### Texto fornecido
_ _ _

11ª- Porém, se a moradia valia € 199.519,15 em 1997 e passou a valer € 334.140,00 em 2012, o acréscimo de valorização é de 67,47% e não apenas 40%.
12ª- Donde, na esteira do critério adotado pela douta sentença apelada (que se não contesta), mas em termos aritméticos corretos, a valorização da moradia, operada pelas referidas benfeitorias úteis, ascende a € 1.889,16 (ou seja, em mais € 769,16) e não apenas a € 1.120,00.
13ª- Acresce que o jardim que os RR. plantaram, no valor de € 3.500,00, constitui uma benfeitoria útil e não voluptuária.
14ª- A douta sentença recorrida, aliás, na Motivação da decisão de facto, reconhece expressamente que a plantação do jardim “torna sempre uma casa globalmente mais atrativa”.
15ª- Essa circunstância, permitindo repercutir em potencial e futura venda o investimento realizado, não pode deixar de ser um fator de valorização da moradia.
16ª- Por essa razão, o ponto 34 do elenco dos Factos Provados terá de passar a ter a seguinte redação:
“Os trabalhos aludidos em 23. a 26. valorizaram a moradia”.
17ª- Com base no mesmo critério perfilhado pela douta sentença apelada, a valorização que emana do jardim em apreço para a moradia ascende a € 2.361,45 (ou seja, € 3.500,00 x 67,47%).
18ª- Assim, à condenação inserta no ponto 5.b) do dispositivo decisório final da douta sentença recorrida (no montante de 1.120,00) terá de ser acrescentada, a título de indemnização por benfeitorias úteis, para além da quantia de € 769,16 (cf. supra a conclusão 12ª), a importância de € 2.361,45 (cf. supra conclusão 17ª).

_ _ _

### Pedido
Reproduza na íntegra, sem qualquer alteração, o texto sobre as benfeitorias e a valorização da moradia.

_ _ _

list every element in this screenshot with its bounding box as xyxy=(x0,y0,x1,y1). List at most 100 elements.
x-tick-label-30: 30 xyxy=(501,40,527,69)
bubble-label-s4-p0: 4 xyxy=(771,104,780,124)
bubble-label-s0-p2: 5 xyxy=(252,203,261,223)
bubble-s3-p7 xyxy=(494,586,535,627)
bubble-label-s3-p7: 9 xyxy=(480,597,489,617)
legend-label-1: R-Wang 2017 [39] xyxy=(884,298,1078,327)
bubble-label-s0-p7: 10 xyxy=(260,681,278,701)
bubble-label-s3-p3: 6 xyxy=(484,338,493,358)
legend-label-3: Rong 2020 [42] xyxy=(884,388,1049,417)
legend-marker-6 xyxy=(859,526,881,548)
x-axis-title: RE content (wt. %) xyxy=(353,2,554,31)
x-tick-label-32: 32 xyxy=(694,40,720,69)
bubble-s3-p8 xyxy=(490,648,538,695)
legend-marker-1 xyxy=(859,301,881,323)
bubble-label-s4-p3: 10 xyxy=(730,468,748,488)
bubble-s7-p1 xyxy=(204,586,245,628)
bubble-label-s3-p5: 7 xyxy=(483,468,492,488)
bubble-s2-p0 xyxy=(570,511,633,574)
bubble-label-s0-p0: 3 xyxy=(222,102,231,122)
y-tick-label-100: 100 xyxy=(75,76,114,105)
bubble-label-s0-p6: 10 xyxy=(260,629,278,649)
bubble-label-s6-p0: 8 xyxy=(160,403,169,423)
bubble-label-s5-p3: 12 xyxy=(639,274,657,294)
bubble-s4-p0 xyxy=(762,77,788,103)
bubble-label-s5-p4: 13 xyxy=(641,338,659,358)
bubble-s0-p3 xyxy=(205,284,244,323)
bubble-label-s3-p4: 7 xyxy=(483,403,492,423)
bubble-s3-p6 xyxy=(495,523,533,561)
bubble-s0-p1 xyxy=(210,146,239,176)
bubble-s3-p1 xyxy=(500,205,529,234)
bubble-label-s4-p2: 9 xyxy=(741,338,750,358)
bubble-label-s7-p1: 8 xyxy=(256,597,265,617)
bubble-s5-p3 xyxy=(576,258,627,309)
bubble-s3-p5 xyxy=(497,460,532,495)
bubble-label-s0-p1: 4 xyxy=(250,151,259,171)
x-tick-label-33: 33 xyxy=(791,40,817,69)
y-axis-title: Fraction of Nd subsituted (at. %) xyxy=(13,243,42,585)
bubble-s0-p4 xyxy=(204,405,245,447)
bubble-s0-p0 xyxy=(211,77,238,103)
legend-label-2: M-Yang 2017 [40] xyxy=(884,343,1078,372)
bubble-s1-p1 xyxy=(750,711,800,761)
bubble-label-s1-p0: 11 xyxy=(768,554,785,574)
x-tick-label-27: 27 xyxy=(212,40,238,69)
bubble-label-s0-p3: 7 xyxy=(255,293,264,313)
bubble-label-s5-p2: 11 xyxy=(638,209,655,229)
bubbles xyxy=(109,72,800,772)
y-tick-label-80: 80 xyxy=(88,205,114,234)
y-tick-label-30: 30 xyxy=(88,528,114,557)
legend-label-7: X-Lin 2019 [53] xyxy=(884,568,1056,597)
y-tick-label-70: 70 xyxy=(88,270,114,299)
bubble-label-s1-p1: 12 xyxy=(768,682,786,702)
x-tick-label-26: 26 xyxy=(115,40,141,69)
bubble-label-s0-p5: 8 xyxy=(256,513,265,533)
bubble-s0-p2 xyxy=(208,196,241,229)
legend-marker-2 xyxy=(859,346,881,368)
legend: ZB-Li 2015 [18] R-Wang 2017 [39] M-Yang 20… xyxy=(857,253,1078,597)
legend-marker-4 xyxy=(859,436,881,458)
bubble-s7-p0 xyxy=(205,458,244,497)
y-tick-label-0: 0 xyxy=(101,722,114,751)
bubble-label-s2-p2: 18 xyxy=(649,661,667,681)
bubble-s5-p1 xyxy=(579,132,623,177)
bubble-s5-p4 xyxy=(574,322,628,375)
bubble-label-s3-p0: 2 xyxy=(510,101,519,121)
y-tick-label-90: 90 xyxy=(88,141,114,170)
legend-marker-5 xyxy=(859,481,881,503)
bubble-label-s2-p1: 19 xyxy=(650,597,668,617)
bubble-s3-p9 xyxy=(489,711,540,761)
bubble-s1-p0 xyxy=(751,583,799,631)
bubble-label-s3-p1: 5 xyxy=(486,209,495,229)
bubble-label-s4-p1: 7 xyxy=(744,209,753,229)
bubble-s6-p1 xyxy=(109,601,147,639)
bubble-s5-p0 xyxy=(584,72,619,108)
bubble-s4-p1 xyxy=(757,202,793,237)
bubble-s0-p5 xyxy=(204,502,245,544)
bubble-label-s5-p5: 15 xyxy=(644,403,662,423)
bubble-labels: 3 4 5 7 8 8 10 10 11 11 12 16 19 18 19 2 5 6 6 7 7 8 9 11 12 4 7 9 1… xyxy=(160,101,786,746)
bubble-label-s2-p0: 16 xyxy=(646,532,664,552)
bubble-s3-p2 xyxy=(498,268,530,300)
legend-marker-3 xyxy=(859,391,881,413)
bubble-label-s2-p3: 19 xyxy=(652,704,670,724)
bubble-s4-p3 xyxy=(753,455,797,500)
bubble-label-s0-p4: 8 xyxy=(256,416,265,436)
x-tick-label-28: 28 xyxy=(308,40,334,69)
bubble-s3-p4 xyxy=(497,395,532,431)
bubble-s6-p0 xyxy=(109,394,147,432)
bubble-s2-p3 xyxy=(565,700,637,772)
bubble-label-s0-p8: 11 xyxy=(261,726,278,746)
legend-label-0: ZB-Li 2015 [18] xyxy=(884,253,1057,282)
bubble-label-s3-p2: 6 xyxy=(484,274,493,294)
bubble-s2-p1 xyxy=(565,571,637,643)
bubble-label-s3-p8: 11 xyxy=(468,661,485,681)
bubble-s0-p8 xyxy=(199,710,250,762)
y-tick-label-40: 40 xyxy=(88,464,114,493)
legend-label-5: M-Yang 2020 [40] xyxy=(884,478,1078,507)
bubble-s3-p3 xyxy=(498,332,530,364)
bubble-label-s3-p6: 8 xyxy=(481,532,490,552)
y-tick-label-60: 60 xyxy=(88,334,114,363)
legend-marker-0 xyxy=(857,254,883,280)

_ _ _

### Resposta escrita
11ª- Porém, se a moradia valia € 199.519,15 em 1997 e passou a valer € 334.140,00 em 2012, o acréscimo de valorização é de 67,47% e não apenas 40%.
12ª- Donde, na esteira do critério adotado pela douta sentença apelada (que se não contesta), mas em termos aritméticos corretos, a valorização da moradia, operada pelas referidas benfeitorias úteis, ascende a € 1.889,16 (ou seja, em mais € 769,16) e não apenas a € 1.120,00.
13ª- Acresce que o jardim que os RR. plantaram, no valor de € 3.500,00, constitui uma benfeitoria útil e não voluptuária.
14ª- A douta sentença recorrida, aliás, na Motivação da decisão de facto, reconhece expressamente que a plantação do jardim “torna sempre uma casa globalmente mais atrativa”.
15ª- Essa circunstância, permitindo repercutir em potencial e futura venda o investimento realizado, não pode deixar de ser um fator de valorização da moradia.
16ª- Por essa razão, o ponto 34 do elenco dos Factos Provados terá de passar a ter a seguinte redação:
“Os trabalhos aludidos em 23. a 26. valorizaram a moradia”.
17ª- Com base no mesmo critério perfilhado pela douta sentença apelada, a valorização que emana do jardim em apreço para a moradia ascende a € 2.361,45 (ou seja, € 3.500,00 x 67,47%).
18ª- Assim, à condenação inserta no ponto 5.b) do dispositivo decisório final da douta sentença recorrida (no montante de 1.120,00) terá de ser acrescentada, a título de indemnização por benfeitorias úteis, para além da quantia de € 769,16 (cf. supra a conclusão 12ª), a importância de € 2.361,45 (cf. supra conclusão 17ª).